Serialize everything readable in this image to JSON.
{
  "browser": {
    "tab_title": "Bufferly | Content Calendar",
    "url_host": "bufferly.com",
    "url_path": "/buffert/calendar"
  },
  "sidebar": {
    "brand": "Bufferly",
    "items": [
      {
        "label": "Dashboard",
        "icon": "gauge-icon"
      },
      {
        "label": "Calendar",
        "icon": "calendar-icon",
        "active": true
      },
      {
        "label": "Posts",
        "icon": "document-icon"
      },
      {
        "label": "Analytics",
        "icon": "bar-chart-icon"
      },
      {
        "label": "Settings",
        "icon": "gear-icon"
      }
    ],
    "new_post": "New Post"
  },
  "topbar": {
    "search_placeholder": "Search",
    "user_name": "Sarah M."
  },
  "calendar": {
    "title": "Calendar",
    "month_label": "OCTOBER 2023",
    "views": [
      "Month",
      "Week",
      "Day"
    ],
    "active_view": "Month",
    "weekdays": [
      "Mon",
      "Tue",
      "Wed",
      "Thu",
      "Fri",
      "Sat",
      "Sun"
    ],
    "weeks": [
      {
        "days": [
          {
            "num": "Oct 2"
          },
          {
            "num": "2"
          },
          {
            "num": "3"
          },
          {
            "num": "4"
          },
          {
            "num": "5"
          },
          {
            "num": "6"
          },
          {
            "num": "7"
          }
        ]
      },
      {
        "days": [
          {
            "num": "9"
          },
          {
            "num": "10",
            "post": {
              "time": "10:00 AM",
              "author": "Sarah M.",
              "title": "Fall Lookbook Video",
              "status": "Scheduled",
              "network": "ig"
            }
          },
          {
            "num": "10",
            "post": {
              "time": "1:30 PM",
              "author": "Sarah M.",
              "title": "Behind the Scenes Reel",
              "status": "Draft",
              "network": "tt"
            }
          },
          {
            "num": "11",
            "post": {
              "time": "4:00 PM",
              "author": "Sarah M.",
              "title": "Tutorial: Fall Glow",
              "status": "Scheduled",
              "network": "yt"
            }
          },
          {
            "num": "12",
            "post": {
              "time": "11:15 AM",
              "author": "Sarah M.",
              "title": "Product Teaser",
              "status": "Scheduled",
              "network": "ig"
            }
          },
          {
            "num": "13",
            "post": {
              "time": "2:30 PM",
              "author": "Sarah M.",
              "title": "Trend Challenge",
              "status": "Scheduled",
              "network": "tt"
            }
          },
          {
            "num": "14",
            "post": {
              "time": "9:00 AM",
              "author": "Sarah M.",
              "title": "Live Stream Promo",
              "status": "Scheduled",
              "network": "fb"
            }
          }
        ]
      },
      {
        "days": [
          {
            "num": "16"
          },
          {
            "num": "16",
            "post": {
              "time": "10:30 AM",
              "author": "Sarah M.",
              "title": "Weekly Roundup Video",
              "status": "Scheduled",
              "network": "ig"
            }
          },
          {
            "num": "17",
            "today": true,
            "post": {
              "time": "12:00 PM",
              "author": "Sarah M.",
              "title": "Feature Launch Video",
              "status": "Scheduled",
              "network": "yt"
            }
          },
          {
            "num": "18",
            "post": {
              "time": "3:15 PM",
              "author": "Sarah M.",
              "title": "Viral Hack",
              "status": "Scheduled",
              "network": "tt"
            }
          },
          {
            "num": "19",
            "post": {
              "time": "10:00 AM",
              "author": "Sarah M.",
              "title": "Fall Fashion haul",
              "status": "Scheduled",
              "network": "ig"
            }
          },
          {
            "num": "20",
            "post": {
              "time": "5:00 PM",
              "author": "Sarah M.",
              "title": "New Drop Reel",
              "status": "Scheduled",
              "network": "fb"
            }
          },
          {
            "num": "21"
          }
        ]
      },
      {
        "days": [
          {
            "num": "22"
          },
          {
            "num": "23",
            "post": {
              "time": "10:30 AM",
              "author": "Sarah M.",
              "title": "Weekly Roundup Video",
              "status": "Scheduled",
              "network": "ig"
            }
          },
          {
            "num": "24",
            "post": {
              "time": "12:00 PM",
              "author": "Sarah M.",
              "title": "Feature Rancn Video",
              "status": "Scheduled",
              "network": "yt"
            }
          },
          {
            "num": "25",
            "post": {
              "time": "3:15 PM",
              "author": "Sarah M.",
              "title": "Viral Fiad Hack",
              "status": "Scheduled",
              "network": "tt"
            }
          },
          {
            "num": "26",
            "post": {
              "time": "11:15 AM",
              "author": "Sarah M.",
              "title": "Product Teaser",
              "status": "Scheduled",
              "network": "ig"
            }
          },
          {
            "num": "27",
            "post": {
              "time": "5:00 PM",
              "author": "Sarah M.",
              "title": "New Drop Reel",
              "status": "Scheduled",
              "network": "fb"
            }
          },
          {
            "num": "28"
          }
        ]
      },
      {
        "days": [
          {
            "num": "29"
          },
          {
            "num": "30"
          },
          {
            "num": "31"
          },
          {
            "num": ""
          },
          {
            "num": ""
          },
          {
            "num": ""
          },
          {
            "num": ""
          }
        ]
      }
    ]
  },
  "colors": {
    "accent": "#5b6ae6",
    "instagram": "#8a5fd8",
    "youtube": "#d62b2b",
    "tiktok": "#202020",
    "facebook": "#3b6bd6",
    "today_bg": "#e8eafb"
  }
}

WHAT NEEDS TO BE DONE - Every one of the entries must be printed exactly.

YOUR SOLUTION -
Serialize everything readable in this image to JSON.
{
  "browser": {
    "tab_title": "Bufferly | Content Calendar",
    "url_host": "bufferly.com",
    "url_path": "/buffert/calendar"
  },
  "sidebar": {
    "brand": "Bufferly",
    "items": [
      {
        "label": "Dashboard",
        "icon": "gauge-icon"
      },
      {
        "label": "Calendar",
        "icon": "calendar-icon",
        "active": true
      },
      {
        "label": "Posts",
        "icon": "document-icon"
      },
      {
        "label": "Analytics",
        "icon": "bar-chart-icon"
      },
      {
        "label": "Settings",
        "icon": "gear-icon"
      }
    ],
    "new_post": "New Post"
  },
  "topbar": {
    "search_placeholder": "Search",
    "user_name": "Sarah M."
  },
  "calendar": {
    "title": "Calendar",
    "month_label": "OCTOBER 2023",
    "views": [
      "Month",
      "Week",
      "Day"
    ],
    "active_view": "Month",
    "weekdays": [
      "Mon",
      "Tue",
      "Wed",
      "Thu",
      "Fri",
      "Sat",
      "Sun"
    ],
    "weeks": [
      {
        "days": [
          {
            "num": "Oct 2"
          },
          {
            "num": "2"
          },
          {
            "num": "3"
          },
          {
            "num": "4"
          },
          {
            "num": "5"
          },
          {
            "num": "6"
          },
          {
            "num": "7"
          }
        ]
      },
      {
        "days": [
          {
            "num": "9"
          },
          {
            "num": "10",
            "post": {
              "time": "10:00 AM",
              "author": "Sarah M.",
              "title": "Fall Lookbook Video",
              "status": "Scheduled",
              "network": "ig"
            }
          },
          {
            "num": "10",
            "post": {
              "time": "1:30 PM",
              "author": "Sarah M.",
              "title": "Behind the Scenes Reel",
              "status": "Draft",
              "network": "tt"
            }
          },
          {
            "num": "11",
            "post": {
              "time": "4:00 PM",
              "author": "Sarah M.",
              "title": "Tutorial: Fall Glow",
              "status": "Scheduled",
              "network": "yt"
            }
          },
          {
            "num": "12",
            "post": {
              "time": "11:15 AM",
              "author": "Sarah M.",
              "title": "Product Teaser",
              "status": "Scheduled",
              "network": "ig"
            }
          },
          {
            "num": "13",
            "post": {
              "time": "2:30 PM",
              "author": "Sarah M.",
              "title": "Trend Challenge",
              "status": "Scheduled",
              "network": "tt"
            }
          },
          {
            "num": "14",
            "post": {
              "time": "9:00 AM",
              "author": "Sarah M.",
              "title": "Live Stream Promo",
              "status": "Scheduled",
              "network": "fb"
            }
          }
        ]
      },
      {
        "days": [
          {
            "num": "16"
          },
          {
            "num": "16",
            "post": {
              "time": "10:30 AM",
              "author": "Sarah M.",
              "title": "Weekly Roundup Video",
              "status": "Scheduled",
              "network": "ig"
            }
          },
          {
            "num": "17",
            "today": true,
            "post": {
              "time": "12:00 PM",
              "author": "Sarah M.",
              "title": "Feature Launch Video",
              "status": "Scheduled",
              "network": "yt"
            }
          },
          {
            "num": "18",
            "post": {
              "time": "3:15 PM",
              "author": "Sarah M.",
              "title": "Viral Hack",
              "status": "Scheduled",
              "network": "tt"
            }
          },
          {
            "num": "19",
            "post": {
              "time": "10:00 AM",
              "author": "Sarah M.",
              "title": "Fall Fashion haul",
              "status": "Scheduled",
              "network": "ig"
            }
          },
          {
            "num": "20",
            "post": {
              "time": "5:00 PM",
              "author": "Sarah M.",
              "title": "New Drop Reel",
              "status": "Scheduled",
              "network": "fb"
            }
          },
          {
            "num": "21"
          }
        ]
      },
      {
        "days": [
          {
            "num": "22"
          },
          {
            "num": "23",
            "post": {
              "time": "10:30 AM",
              "author": "Sarah M.",
              "title": "Weekly Roundup Video",
              "status": "Scheduled",
              "network": "ig"
            }
          },
          {
            "num": "24",
            "post": {
              "time": "12:00 PM",
              "author": "Sarah M.",
              "title": "Feature Rancn Video",
              "status": "Scheduled",
              "network": "yt"
            }
          },
          {
            "num": "25",
            "post": {
              "time": "3:15 PM",
              "author": "Sarah M.",
              "title": "Viral Fiad Hack",
              "status": "Scheduled",
              "network": "tt"
            }
          },
          {
            "num": "26",
            "post": {
              "time": "11:15 AM",
              "author": "Sarah M.",
              "title": "Product Teaser",
              "status": "Scheduled",
              "network": "ig"
            }
          },
          {
            "num": "27",
            "post": {
              "time": "5:00 PM",
              "author": "Sarah M.",
              "title": "New Drop Reel",
              "status": "Scheduled",
              "network": "fb"
            }
          },
          {
            "num": "28"
          }
        ]
      },
      {
        "days": [
          {
            "num": "29"
          },
          {
            "num": "30"
          },
          {
            "num": "31"
          },
          {
            "num": ""
          },
          {
            "num": ""
          },
          {
            "num": ""
          },
          {
            "num": ""
          }
        ]
      }
    ]
  },
  "colors": {
    "accent": "#5b6ae6",
    "instagram": "#8a5fd8",
    "youtube": "#d62b2b",
    "tiktok": "#202020",
    "facebook": "#3b6bd6",
    "today_bg": "#e8eafb"
  }
}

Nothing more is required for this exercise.